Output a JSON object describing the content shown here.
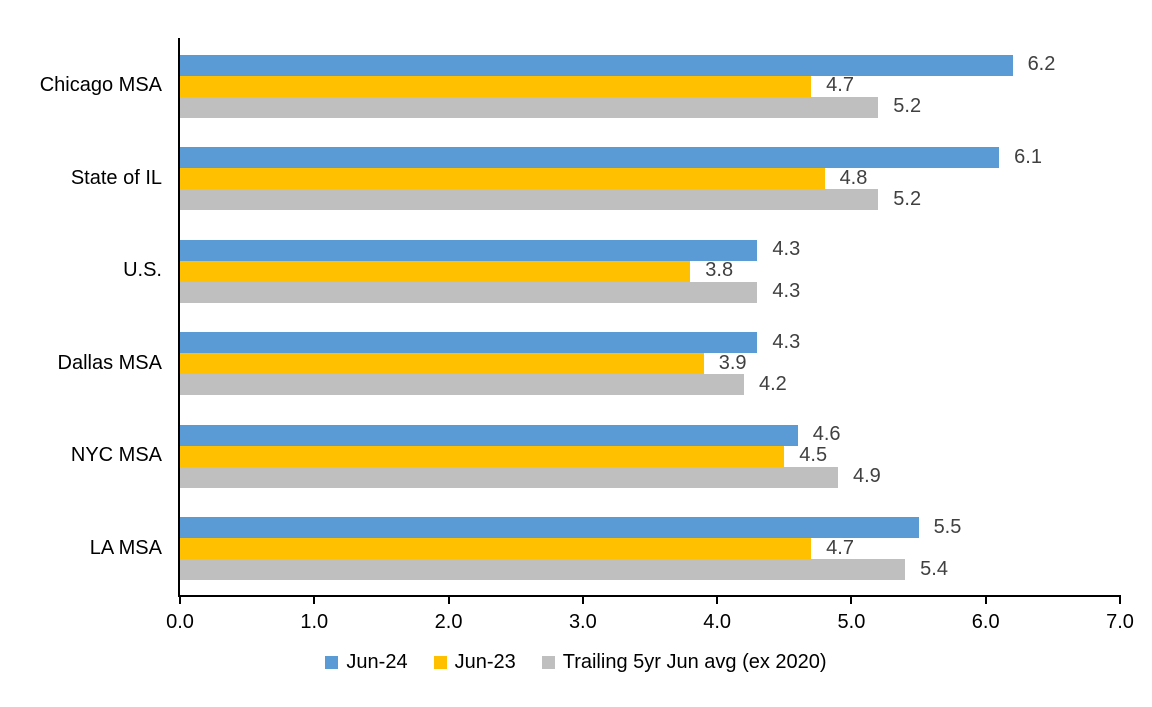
{
  "chart_data": {
    "type": "bar",
    "orientation": "horizontal",
    "title": "",
    "categories": [
      "Chicago MSA",
      "State of IL",
      "U.S.",
      "Dallas MSA",
      "NYC MSA",
      "LA MSA"
    ],
    "series": [
      {
        "name": "Jun-24",
        "color": "#5B9BD5",
        "values": [
          6.2,
          6.1,
          4.3,
          4.3,
          4.6,
          5.5
        ]
      },
      {
        "name": "Jun-23",
        "color": "#FFC000",
        "values": [
          4.7,
          4.8,
          3.8,
          3.9,
          4.5,
          4.7
        ]
      },
      {
        "name": "Trailing 5yr Jun avg (ex 2020)",
        "color": "#BFBFBF",
        "values": [
          5.2,
          5.2,
          4.3,
          4.2,
          4.9,
          5.4
        ]
      }
    ],
    "xlim": [
      0.0,
      7.0
    ],
    "x_ticks": [
      "0.0",
      "1.0",
      "2.0",
      "3.0",
      "4.0",
      "5.0",
      "6.0",
      "7.0"
    ],
    "grid": false,
    "data_labels": true,
    "legend_position": "bottom",
    "colors": {
      "axis": "#000000",
      "value_label": "#404040",
      "tick_label": "#000000",
      "category_label": "#000000"
    }
  }
}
_____
→ **TO DO**
Go through the data above and transcribe it in full, omitting any image.

→ **OUTPUT FOR THIS EXERCISE**
Output a JSON object describing the content shown here.
{
  "chart_data": {
    "type": "bar",
    "orientation": "horizontal",
    "title": "",
    "categories": [
      "Chicago MSA",
      "State of IL",
      "U.S.",
      "Dallas MSA",
      "NYC MSA",
      "LA MSA"
    ],
    "series": [
      {
        "name": "Jun-24",
        "color": "#5B9BD5",
        "values": [
          6.2,
          6.1,
          4.3,
          4.3,
          4.6,
          5.5
        ]
      },
      {
        "name": "Jun-23",
        "color": "#FFC000",
        "values": [
          4.7,
          4.8,
          3.8,
          3.9,
          4.5,
          4.7
        ]
      },
      {
        "name": "Trailing 5yr Jun avg (ex 2020)",
        "color": "#BFBFBF",
        "values": [
          5.2,
          5.2,
          4.3,
          4.2,
          4.9,
          5.4
        ]
      }
    ],
    "xlim": [
      0.0,
      7.0
    ],
    "x_ticks": [
      "0.0",
      "1.0",
      "2.0",
      "3.0",
      "4.0",
      "5.0",
      "6.0",
      "7.0"
    ],
    "grid": false,
    "data_labels": true,
    "legend_position": "bottom",
    "colors": {
      "axis": "#000000",
      "value_label": "#404040",
      "tick_label": "#000000",
      "category_label": "#000000"
    }
  }
}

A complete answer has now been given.